**Task goal**
Count how many lines hold the string "this". Answer with that number and nothing more.

**Given information**
──────────
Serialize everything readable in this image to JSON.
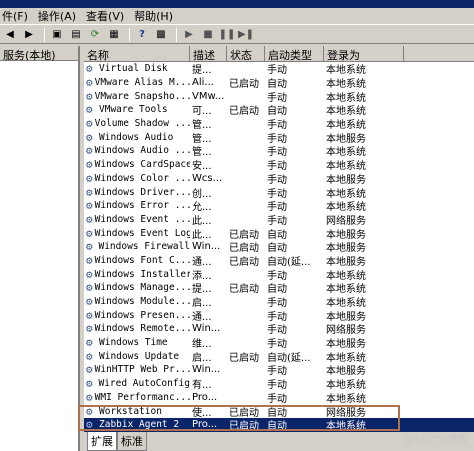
{
  "menu": [
    "件(F)",
    "操作(A)",
    "查看(V)",
    "帮助(H)"
  ],
  "left_tab": "服务(本地)",
  "columns": [
    "名称",
    "描述",
    "状态",
    "启动类型",
    "登录为"
  ],
  "rows": [
    {
      "name": "Virtual Disk",
      "desc": "提...",
      "status": "",
      "start": "手动",
      "logon": "本地系统"
    },
    {
      "name": "VMware Alias M...",
      "desc": "Ali...",
      "status": "已启动",
      "start": "自动",
      "logon": "本地系统"
    },
    {
      "name": "VMware Snapsho...",
      "desc": "VMw...",
      "status": "",
      "start": "手动",
      "logon": "本地系统"
    },
    {
      "name": "VMware Tools",
      "desc": "可...",
      "status": "已启动",
      "start": "自动",
      "logon": "本地系统"
    },
    {
      "name": "Volume Shadow ...",
      "desc": "管...",
      "status": "",
      "start": "手动",
      "logon": "本地系统"
    },
    {
      "name": "Windows Audio",
      "desc": "管...",
      "status": "",
      "start": "手动",
      "logon": "本地服务"
    },
    {
      "name": "Windows Audio ...",
      "desc": "管...",
      "status": "",
      "start": "手动",
      "logon": "本地系统"
    },
    {
      "name": "Windows CardSpace",
      "desc": "安...",
      "status": "",
      "start": "手动",
      "logon": "本地系统"
    },
    {
      "name": "Windows Color ...",
      "desc": "Wcs...",
      "status": "",
      "start": "手动",
      "logon": "本地服务"
    },
    {
      "name": "Windows Driver...",
      "desc": "创...",
      "status": "",
      "start": "手动",
      "logon": "本地系统"
    },
    {
      "name": "Windows Error ...",
      "desc": "允...",
      "status": "",
      "start": "手动",
      "logon": "本地系统"
    },
    {
      "name": "Windows Event ...",
      "desc": "此...",
      "status": "",
      "start": "手动",
      "logon": "网络服务"
    },
    {
      "name": "Windows Event Log",
      "desc": "此...",
      "status": "已启动",
      "start": "自动",
      "logon": "本地服务"
    },
    {
      "name": "Windows Firewall",
      "desc": "Win...",
      "status": "已启动",
      "start": "自动",
      "logon": "本地服务"
    },
    {
      "name": "Windows Font C...",
      "desc": "通...",
      "status": "已启动",
      "start": "自动(延...",
      "logon": "本地服务"
    },
    {
      "name": "Windows Installer",
      "desc": "添...",
      "status": "",
      "start": "手动",
      "logon": "本地系统"
    },
    {
      "name": "Windows Manage...",
      "desc": "提...",
      "status": "已启动",
      "start": "自动",
      "logon": "本地系统"
    },
    {
      "name": "Windows Module...",
      "desc": "启...",
      "status": "",
      "start": "手动",
      "logon": "本地系统"
    },
    {
      "name": "Windows Presen...",
      "desc": "通...",
      "status": "",
      "start": "手动",
      "logon": "本地服务"
    },
    {
      "name": "Windows Remote...",
      "desc": "Win...",
      "status": "",
      "start": "手动",
      "logon": "网络服务"
    },
    {
      "name": "Windows Time",
      "desc": "维...",
      "status": "",
      "start": "手动",
      "logon": "本地服务"
    },
    {
      "name": "Windows Update",
      "desc": "启...",
      "status": "已启动",
      "start": "自动(延...",
      "logon": "本地系统"
    },
    {
      "name": "WinHTTP Web Pr...",
      "desc": "Win...",
      "status": "",
      "start": "手动",
      "logon": "本地服务"
    },
    {
      "name": "Wired AutoConfig",
      "desc": "有...",
      "status": "",
      "start": "手动",
      "logon": "本地系统"
    },
    {
      "name": "WMI Performanc...",
      "desc": "Pro...",
      "status": "",
      "start": "手动",
      "logon": "本地系统"
    },
    {
      "name": "Workstation",
      "desc": "使...",
      "status": "已启动",
      "start": "自动",
      "logon": "网络服务"
    },
    {
      "name": "Zabbix Agent 2",
      "desc": "Pro...",
      "status": "已启动",
      "start": "自动",
      "logon": "本地系统",
      "selected": true
    }
  ],
  "bottom_tabs": [
    "扩展",
    "标准"
  ],
  "watermark": "@51CTO博客"
}
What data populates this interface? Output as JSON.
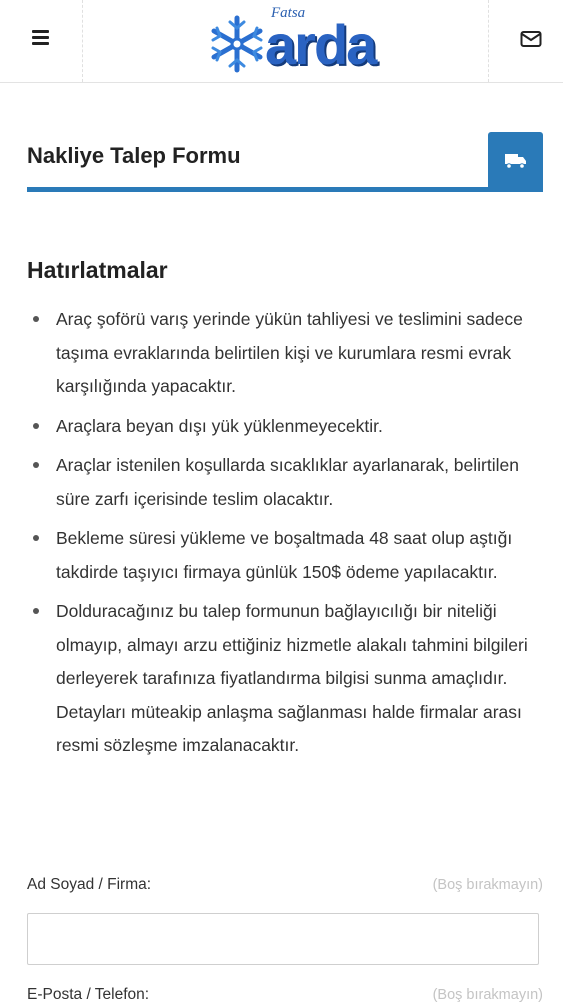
{
  "header": {
    "logo": {
      "small": "Fatsa",
      "word": "arda"
    },
    "menu_icon": "menu-icon",
    "mail_icon": "mail-icon"
  },
  "form": {
    "title": "Nakliye Talep Formu",
    "header_icon": "truck-icon",
    "accent_color": "#2a7ab8"
  },
  "reminders": {
    "title": "Hatırlatmalar",
    "items": [
      "Araç şoförü varış yerinde yükün tahliyesi ve teslimini sadece taşıma evraklarında belirtilen kişi ve kurumlara resmi evrak karşılığında yapacaktır.",
      "Araçlara beyan dışı yük yüklenmeyecektir.",
      "Araçlar istenilen koşullarda sıcaklıklar ayarlanarak, belirtilen süre zarfı içerisinde teslim olacaktır.",
      "Bekleme süresi yükleme ve boşaltmada 48 saat olup aştığı takdirde taşıyıcı firmaya günlük 150$ ödeme yapılacaktır.",
      "Dolduracağınız bu talep formunun bağlayıcılığı bir niteliği olmayıp, almayı arzu ettiğiniz hizmetle alakalı tahmini bilgileri derleyerek tarafınıza fiyatlandırma bilgisi sunma amaçlıdır. Detayları müteakip anlaşma sağlanması halde firmalar arası resmi sözleşme imzalanacaktır."
    ]
  },
  "fields": [
    {
      "label": "Ad Soyad / Firma:",
      "hint": "(Boş bırakmayın)",
      "value": ""
    },
    {
      "label": "E-Posta / Telefon:",
      "hint": "(Boş bırakmayın)",
      "value": ""
    }
  ]
}
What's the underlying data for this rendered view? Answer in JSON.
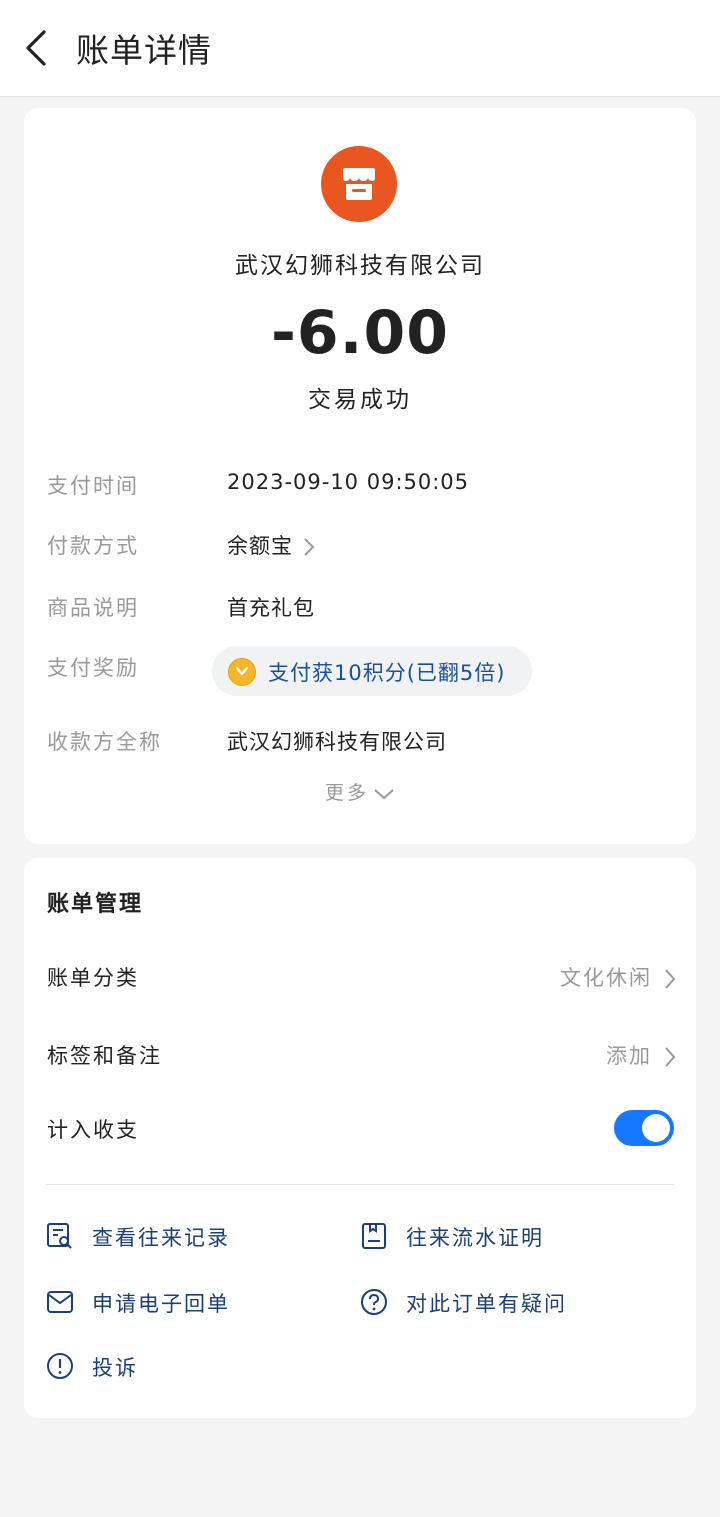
{
  "header": {
    "title": "账单详情"
  },
  "merchant": {
    "name": "武汉幻狮科技有限公司",
    "icon": "shop-icon",
    "icon_color": "#e9561f"
  },
  "amount": "-6.00",
  "status": "交易成功",
  "details": {
    "pay_time_label": "支付时间",
    "pay_time_value": "2023-09-10 09:50:05",
    "pay_method_label": "付款方式",
    "pay_method_value": "余额宝",
    "product_label": "商品说明",
    "product_value": "首充礼包",
    "reward_label": "支付奖励",
    "reward_value": "支付获10积分(已翻5倍)",
    "payee_label": "收款方全称",
    "payee_value": "武汉幻狮科技有限公司",
    "more_label": "更多"
  },
  "management": {
    "title": "账单管理",
    "category_label": "账单分类",
    "category_value": "文化休闲",
    "tags_label": "标签和备注",
    "tags_value": "添加",
    "include_label": "计入收支",
    "include_on": true,
    "toggle_color": "#1677ff"
  },
  "actions": {
    "view_records": "查看往来记录",
    "statement_proof": "往来流水证明",
    "e_receipt": "申请电子回单",
    "order_question": "对此订单有疑问",
    "complaint": "投诉"
  }
}
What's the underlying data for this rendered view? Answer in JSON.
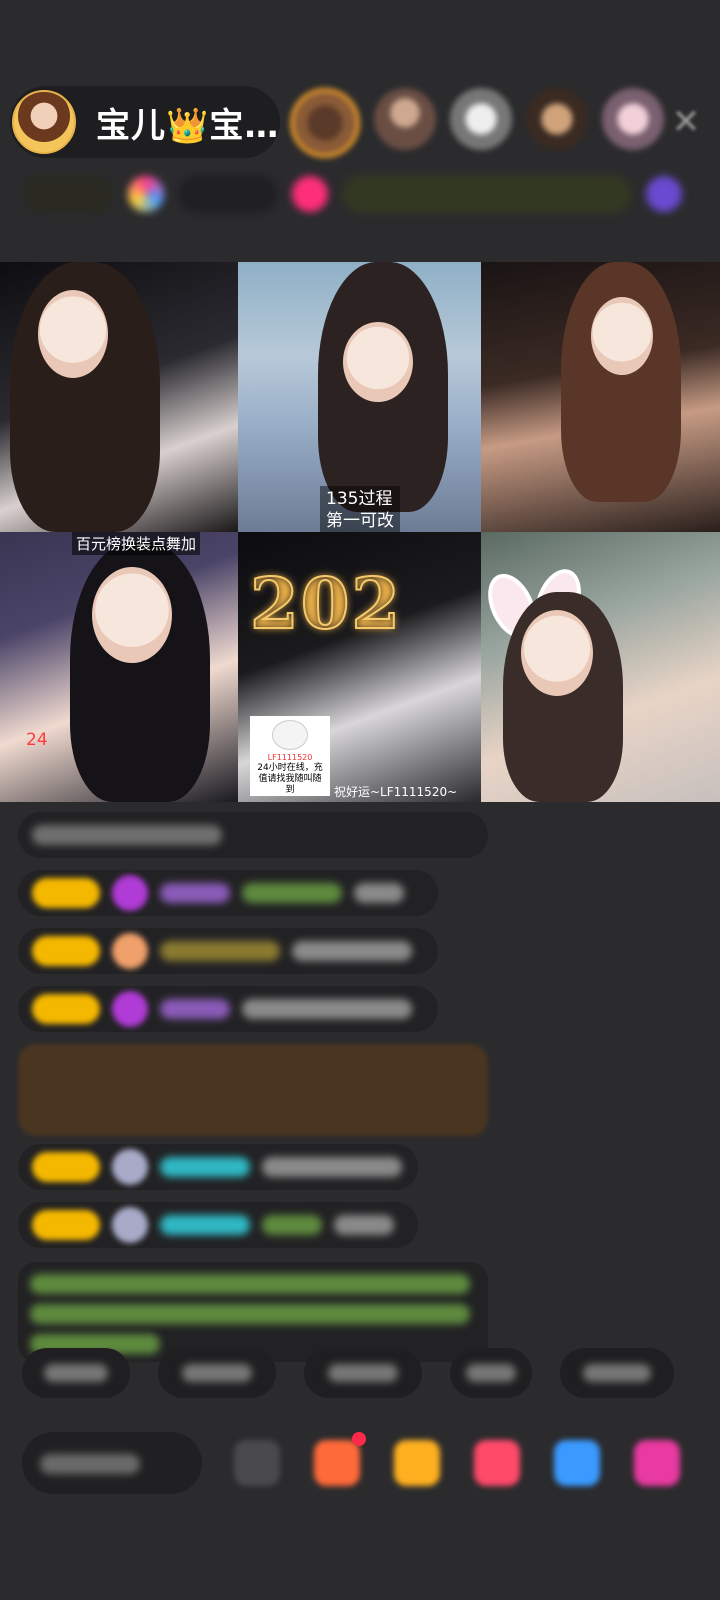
{
  "header": {
    "host_name": "宝儿👑宝…",
    "close_label": "✕"
  },
  "video_grid": {
    "tile1": {
      "label": ""
    },
    "tile2": {
      "label_line1": "135过程",
      "label_line2": "第一可改"
    },
    "tile4": {
      "top_label": "百元榜换装点舞加",
      "number": "24"
    },
    "tile5": {
      "lights_text": "202",
      "note_id": "LF1111520",
      "note_line1": "24小时在线，充",
      "note_line2": "值请找我随叫随",
      "note_line3": "到",
      "bottom_label": "祝好运~LF1111520~"
    }
  },
  "colors": {
    "background": "#2b2b2d",
    "badge_gold": "#f5b800",
    "purple": "#b03bd6",
    "green_text": "#7bc85a",
    "teal_text": "#2fb8c4"
  }
}
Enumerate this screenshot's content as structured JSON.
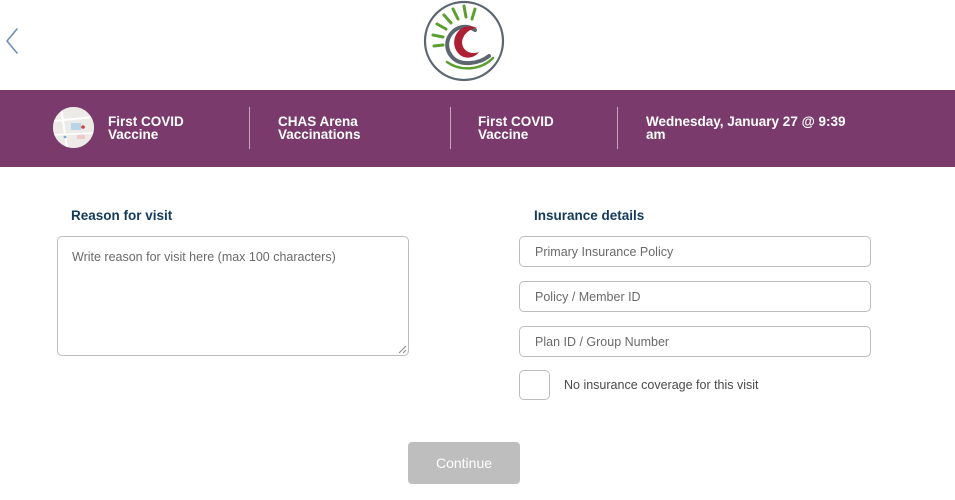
{
  "colors": {
    "banner": "#7a3b6c",
    "section_title": "#123a5a",
    "logo_red": "#b01e32",
    "logo_green": "#5aa02c",
    "logo_gray": "#5c6670",
    "button_disabled": "#bebebe",
    "back_arrow": "#6b8fb5"
  },
  "icons": {
    "back": "chevron-left-icon",
    "logo": "clinic-logo",
    "location_thumb": "map-thumbnail-icon"
  },
  "banner": {
    "item1": {
      "line1": "First COVID",
      "line2": "Vaccine"
    },
    "item2": {
      "line1": "CHAS Arena",
      "line2": "Vaccinations"
    },
    "item3": {
      "line1": "First COVID",
      "line2": "Vaccine"
    },
    "item4": {
      "line1": "Wednesday, January 27 @ 9:39",
      "line2": "am"
    }
  },
  "reason": {
    "title": "Reason for visit",
    "placeholder": "Write reason for visit here (max 100 characters)"
  },
  "insurance": {
    "title": "Insurance details",
    "primary_placeholder": "Primary Insurance Policy",
    "member_placeholder": "Policy / Member ID",
    "plan_placeholder": "Plan ID / Group Number",
    "no_coverage_label": "No insurance coverage for this visit"
  },
  "actions": {
    "continue_label": "Continue"
  }
}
──────────
**Exercise solution**
6